• [RECORD EXCERPTS]:

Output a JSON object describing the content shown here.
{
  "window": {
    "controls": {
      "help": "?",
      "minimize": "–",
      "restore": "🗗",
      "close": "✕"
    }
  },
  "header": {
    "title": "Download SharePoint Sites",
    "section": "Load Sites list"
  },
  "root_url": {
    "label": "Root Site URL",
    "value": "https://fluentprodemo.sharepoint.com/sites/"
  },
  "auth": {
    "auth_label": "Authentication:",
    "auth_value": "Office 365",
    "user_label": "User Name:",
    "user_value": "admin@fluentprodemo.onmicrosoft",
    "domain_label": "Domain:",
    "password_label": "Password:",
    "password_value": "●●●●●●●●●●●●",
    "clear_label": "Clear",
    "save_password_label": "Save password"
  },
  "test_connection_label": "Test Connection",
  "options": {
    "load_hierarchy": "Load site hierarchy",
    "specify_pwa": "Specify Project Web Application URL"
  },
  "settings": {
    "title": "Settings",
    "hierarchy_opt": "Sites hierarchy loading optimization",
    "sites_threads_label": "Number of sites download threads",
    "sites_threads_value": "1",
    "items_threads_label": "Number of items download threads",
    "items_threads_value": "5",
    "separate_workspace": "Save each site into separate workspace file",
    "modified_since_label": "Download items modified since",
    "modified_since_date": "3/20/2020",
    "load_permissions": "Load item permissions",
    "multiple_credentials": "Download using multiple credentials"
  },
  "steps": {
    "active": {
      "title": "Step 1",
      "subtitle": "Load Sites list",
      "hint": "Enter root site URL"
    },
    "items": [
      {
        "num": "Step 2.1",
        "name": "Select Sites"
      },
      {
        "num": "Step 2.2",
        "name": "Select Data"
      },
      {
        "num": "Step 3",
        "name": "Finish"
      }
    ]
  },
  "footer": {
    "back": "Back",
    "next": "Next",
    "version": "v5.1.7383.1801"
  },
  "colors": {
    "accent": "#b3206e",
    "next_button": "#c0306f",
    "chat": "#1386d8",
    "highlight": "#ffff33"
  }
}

• [SET EXERCISE]:
Your task is to quote the listing above word for word.

• [WORKED ANSWER]:
Output a JSON object describing the content shown here.
{
  "window": {
    "controls": {
      "help": "?",
      "minimize": "–",
      "restore": "🗗",
      "close": "✕"
    }
  },
  "header": {
    "title": "Download SharePoint Sites",
    "section": "Load Sites list"
  },
  "root_url": {
    "label": "Root Site URL",
    "value": "https://fluentprodemo.sharepoint.com/sites/"
  },
  "auth": {
    "auth_label": "Authentication:",
    "auth_value": "Office 365",
    "user_label": "User Name:",
    "user_value": "admin@fluentprodemo.onmicrosoft",
    "domain_label": "Domain:",
    "password_label": "Password:",
    "password_value": "●●●●●●●●●●●●",
    "clear_label": "Clear",
    "save_password_label": "Save password"
  },
  "test_connection_label": "Test Connection",
  "options": {
    "load_hierarchy": "Load site hierarchy",
    "specify_pwa": "Specify Project Web Application URL"
  },
  "settings": {
    "title": "Settings",
    "hierarchy_opt": "Sites hierarchy loading optimization",
    "sites_threads_label": "Number of sites download threads",
    "sites_threads_value": "1",
    "items_threads_label": "Number of items download threads",
    "items_threads_value": "5",
    "separate_workspace": "Save each site into separate workspace file",
    "modified_since_label": "Download items modified since",
    "modified_since_date": "3/20/2020",
    "load_permissions": "Load item permissions",
    "multiple_credentials": "Download using multiple credentials"
  },
  "steps": {
    "active": {
      "title": "Step 1",
      "subtitle": "Load Sites list",
      "hint": "Enter root site URL"
    },
    "items": [
      {
        "num": "Step 2.1",
        "name": "Select Sites"
      },
      {
        "num": "Step 2.2",
        "name": "Select Data"
      },
      {
        "num": "Step 3",
        "name": "Finish"
      }
    ]
  },
  "footer": {
    "back": "Back",
    "next": "Next",
    "version": "v5.1.7383.1801"
  },
  "colors": {
    "accent": "#b3206e",
    "next_button": "#c0306f",
    "chat": "#1386d8",
    "highlight": "#ffff33"
  }
}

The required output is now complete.